AIM OF THE TASK
Show every line where "orbit" occurs.

--------------------------------

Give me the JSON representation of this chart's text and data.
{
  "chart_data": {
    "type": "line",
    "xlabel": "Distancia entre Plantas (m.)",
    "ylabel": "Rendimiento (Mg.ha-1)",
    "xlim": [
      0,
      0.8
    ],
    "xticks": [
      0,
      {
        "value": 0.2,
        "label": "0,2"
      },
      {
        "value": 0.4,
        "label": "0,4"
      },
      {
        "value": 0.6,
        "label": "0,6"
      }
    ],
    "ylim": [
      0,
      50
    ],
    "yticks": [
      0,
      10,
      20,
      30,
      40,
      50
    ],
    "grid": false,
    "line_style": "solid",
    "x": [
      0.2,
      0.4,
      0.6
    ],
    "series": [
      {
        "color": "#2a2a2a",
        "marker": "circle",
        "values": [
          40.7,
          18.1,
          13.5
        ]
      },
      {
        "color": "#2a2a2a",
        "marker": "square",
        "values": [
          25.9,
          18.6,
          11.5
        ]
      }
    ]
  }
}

--------------------------------

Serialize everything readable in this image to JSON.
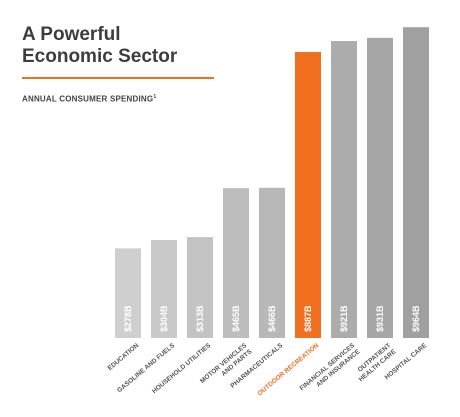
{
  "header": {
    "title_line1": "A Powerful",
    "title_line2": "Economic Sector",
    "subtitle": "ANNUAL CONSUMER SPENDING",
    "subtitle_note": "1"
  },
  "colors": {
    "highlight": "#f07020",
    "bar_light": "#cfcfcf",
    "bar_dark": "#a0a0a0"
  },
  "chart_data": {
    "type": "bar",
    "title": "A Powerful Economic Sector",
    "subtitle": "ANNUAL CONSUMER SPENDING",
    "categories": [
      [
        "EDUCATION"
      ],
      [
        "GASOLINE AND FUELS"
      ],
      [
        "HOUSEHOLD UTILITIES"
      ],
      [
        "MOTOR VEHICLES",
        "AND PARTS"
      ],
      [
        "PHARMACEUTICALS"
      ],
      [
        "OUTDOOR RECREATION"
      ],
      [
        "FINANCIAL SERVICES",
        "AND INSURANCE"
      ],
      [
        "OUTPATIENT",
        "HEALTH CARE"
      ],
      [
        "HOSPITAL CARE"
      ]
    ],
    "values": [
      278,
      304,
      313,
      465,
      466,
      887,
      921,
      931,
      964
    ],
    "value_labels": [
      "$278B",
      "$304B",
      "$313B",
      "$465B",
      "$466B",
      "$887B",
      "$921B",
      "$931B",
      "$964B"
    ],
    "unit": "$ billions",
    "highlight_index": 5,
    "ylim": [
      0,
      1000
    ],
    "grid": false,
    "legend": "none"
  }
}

--------------------------------

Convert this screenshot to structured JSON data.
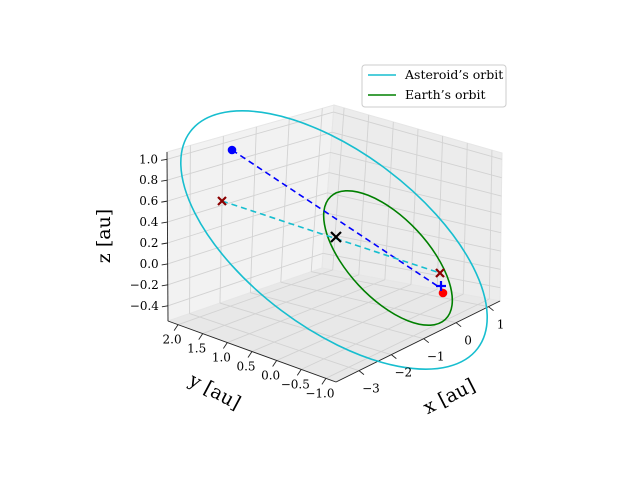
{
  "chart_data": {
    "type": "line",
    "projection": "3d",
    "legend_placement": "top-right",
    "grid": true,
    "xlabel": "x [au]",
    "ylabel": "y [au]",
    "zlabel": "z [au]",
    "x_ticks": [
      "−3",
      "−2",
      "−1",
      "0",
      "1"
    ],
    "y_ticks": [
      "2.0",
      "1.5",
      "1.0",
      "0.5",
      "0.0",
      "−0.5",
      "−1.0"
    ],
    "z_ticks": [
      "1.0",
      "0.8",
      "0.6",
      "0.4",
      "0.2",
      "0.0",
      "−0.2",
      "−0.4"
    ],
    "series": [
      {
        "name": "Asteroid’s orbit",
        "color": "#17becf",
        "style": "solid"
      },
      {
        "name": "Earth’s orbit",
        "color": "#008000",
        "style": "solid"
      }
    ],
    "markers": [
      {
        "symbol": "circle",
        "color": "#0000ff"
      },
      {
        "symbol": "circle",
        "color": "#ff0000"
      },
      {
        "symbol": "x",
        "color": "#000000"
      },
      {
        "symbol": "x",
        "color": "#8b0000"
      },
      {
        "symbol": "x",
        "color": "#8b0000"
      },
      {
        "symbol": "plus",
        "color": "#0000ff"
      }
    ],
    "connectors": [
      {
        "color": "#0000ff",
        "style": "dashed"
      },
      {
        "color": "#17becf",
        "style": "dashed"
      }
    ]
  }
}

--------------------------------

THE RESPONSE
        "name": "Asteroid’s orbit",
        "name": "Earth’s orbit",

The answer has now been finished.